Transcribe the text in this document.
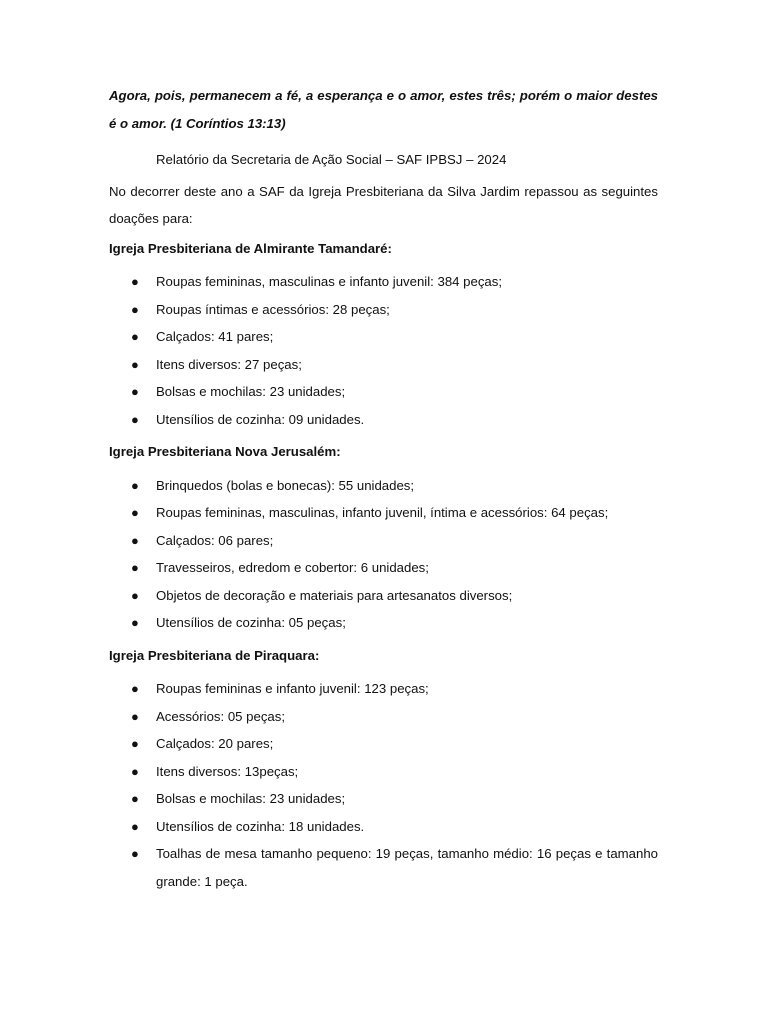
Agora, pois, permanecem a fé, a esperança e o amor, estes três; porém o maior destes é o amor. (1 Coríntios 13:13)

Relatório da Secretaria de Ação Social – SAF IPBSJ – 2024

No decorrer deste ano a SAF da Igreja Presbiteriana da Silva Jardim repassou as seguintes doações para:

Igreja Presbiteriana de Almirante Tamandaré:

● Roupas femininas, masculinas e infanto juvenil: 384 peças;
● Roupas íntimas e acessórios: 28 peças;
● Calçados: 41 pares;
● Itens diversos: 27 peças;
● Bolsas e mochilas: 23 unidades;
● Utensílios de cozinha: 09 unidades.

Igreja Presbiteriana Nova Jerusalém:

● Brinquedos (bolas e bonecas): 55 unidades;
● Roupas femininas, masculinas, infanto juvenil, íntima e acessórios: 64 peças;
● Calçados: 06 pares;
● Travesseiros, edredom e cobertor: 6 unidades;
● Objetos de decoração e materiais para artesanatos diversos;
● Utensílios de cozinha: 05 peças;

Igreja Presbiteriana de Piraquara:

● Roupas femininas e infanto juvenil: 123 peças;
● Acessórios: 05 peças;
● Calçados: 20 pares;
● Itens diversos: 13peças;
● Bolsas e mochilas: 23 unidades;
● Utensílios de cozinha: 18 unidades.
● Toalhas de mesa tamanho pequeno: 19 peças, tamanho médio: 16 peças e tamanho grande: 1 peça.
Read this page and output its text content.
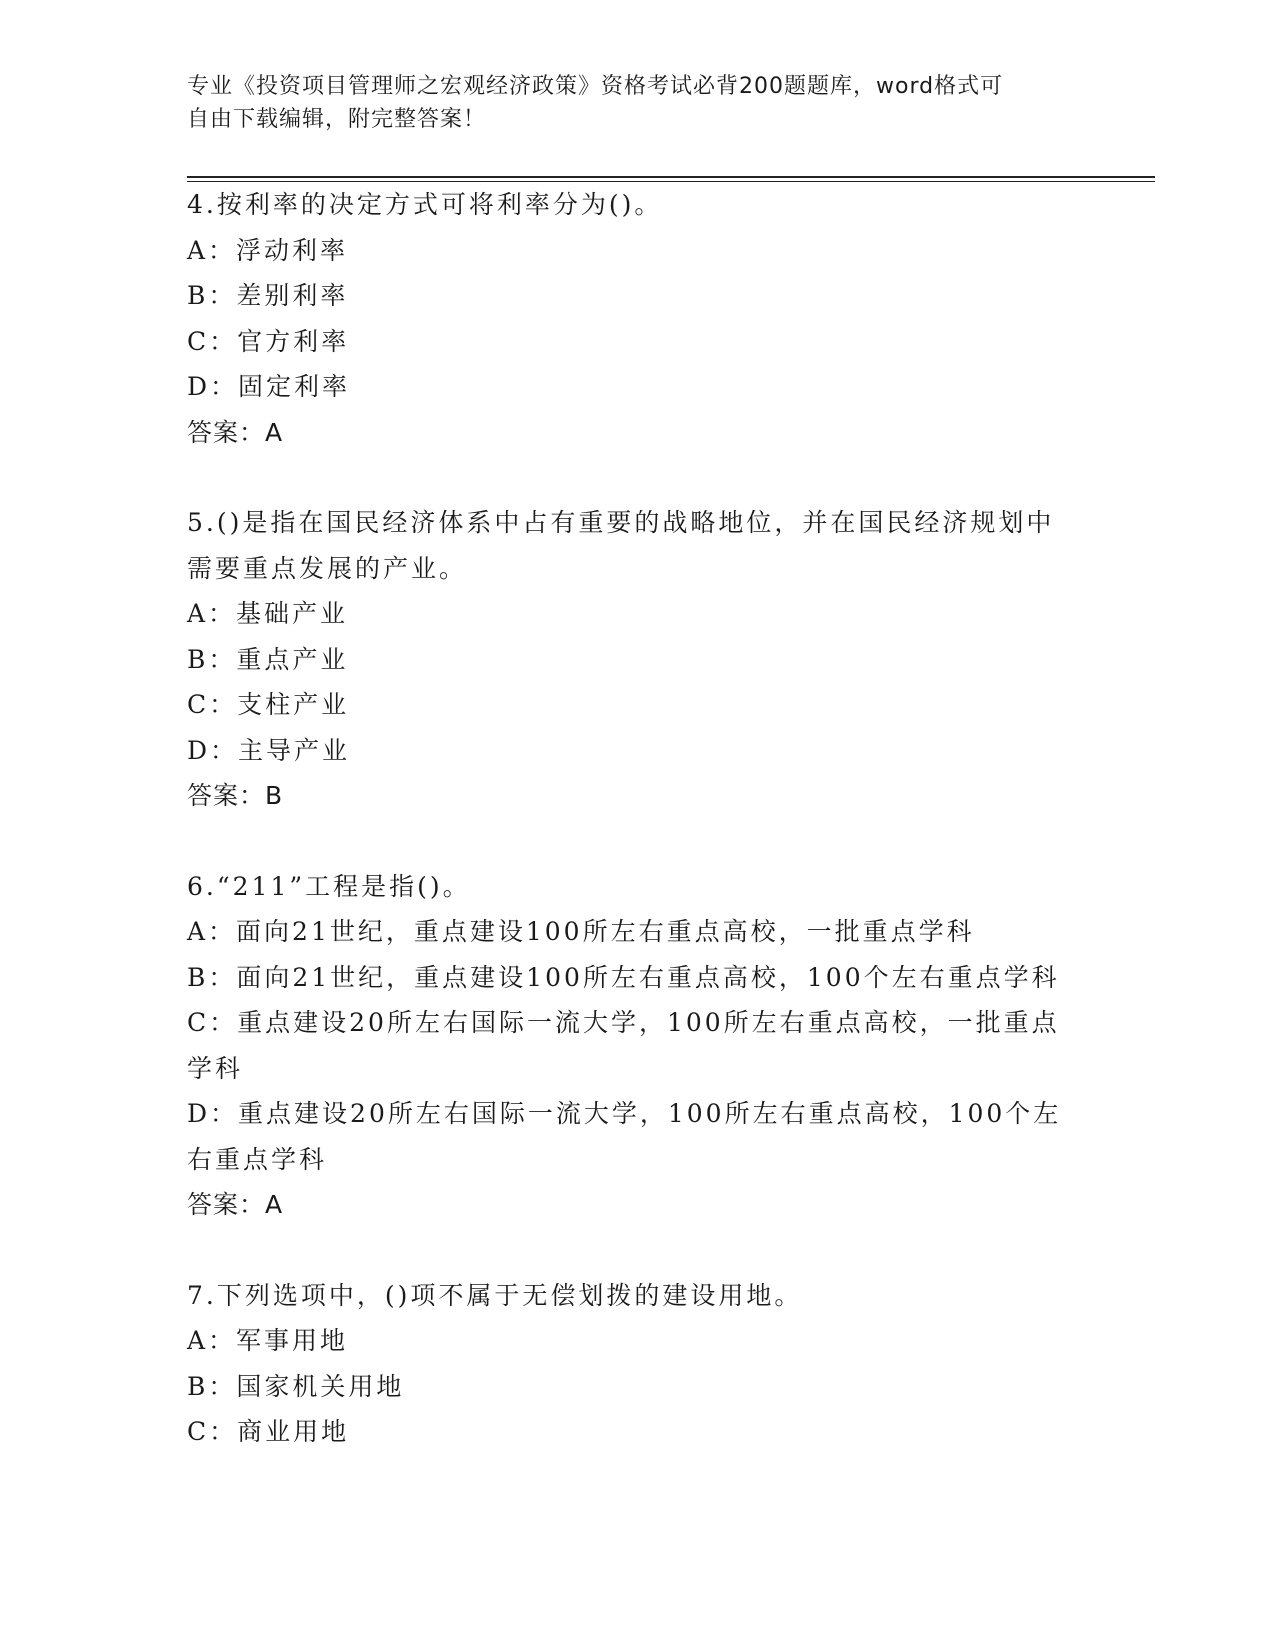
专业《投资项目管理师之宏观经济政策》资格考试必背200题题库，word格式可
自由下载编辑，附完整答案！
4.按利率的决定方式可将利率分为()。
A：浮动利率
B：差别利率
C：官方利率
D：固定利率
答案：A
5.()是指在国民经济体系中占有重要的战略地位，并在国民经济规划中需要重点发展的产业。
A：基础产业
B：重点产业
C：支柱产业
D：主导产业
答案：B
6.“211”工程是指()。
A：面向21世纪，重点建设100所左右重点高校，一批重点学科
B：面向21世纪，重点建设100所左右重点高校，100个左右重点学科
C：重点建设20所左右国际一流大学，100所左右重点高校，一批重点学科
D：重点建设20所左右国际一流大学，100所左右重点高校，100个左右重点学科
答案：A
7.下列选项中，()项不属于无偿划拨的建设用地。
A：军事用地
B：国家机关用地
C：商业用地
══════════
Written exercise: Using the records above, output their complete text exactly, minus any images.

The reply:
Transcribe the text in this document.
Agora, pois, permanecem a fé, a esperança e o amor, estes três; porém o maior destes é o amor. (1 Coríntios 13:13)

Relatório da Secretaria de Ação Social – SAF IPBSJ – 2024

No decorrer deste ano a SAF da Igreja Presbiteriana da Silva Jardim repassou as seguintes doações para:

Igreja Presbiteriana de Almirante Tamandaré:

● Roupas femininas, masculinas e infanto juvenil: 384 peças;
● Roupas íntimas e acessórios: 28 peças;
● Calçados: 41 pares;
● Itens diversos: 27 peças;
● Bolsas e mochilas: 23 unidades;
● Utensílios de cozinha: 09 unidades.

Igreja Presbiteriana Nova Jerusalém:

● Brinquedos (bolas e bonecas): 55 unidades;
● Roupas femininas, masculinas, infanto juvenil, íntima e acessórios: 64 peças;
● Calçados: 06 pares;
● Travesseiros, edredom e cobertor: 6 unidades;
● Objetos de decoração e materiais para artesanatos diversos;
● Utensílios de cozinha: 05 peças;

Igreja Presbiteriana de Piraquara:

● Roupas femininas e infanto juvenil: 123 peças;
● Acessórios: 05 peças;
● Calçados: 20 pares;
● Itens diversos: 13peças;
● Bolsas e mochilas: 23 unidades;
● Utensílios de cozinha: 18 unidades.
● Toalhas de mesa tamanho pequeno: 19 peças, tamanho médio: 16 peças e tamanho grande: 1 peça.
Read this page and output its text content.
专业《投资项目管理师之宏观经济政策》资格考试必背200题题库，word格式可
自由下载编辑，附完整答案！
4.按利率的决定方式可将利率分为()。
A：浮动利率
B：差别利率
C：官方利率
D：固定利率
答案：A
5.()是指在国民经济体系中占有重要的战略地位，并在国民经济规划中需要重点发展的产业。
A：基础产业
B：重点产业
C：支柱产业
D：主导产业
答案：B
6.“211”工程是指()。
A：面向21世纪，重点建设100所左右重点高校，一批重点学科
B：面向21世纪，重点建设100所左右重点高校，100个左右重点学科
C：重点建设20所左右国际一流大学，100所左右重点高校，一批重点学科
D：重点建设20所左右国际一流大学，100所左右重点高校，100个左右重点学科
答案：A
7.下列选项中，()项不属于无偿划拨的建设用地。
A：军事用地
B：国家机关用地
C：商业用地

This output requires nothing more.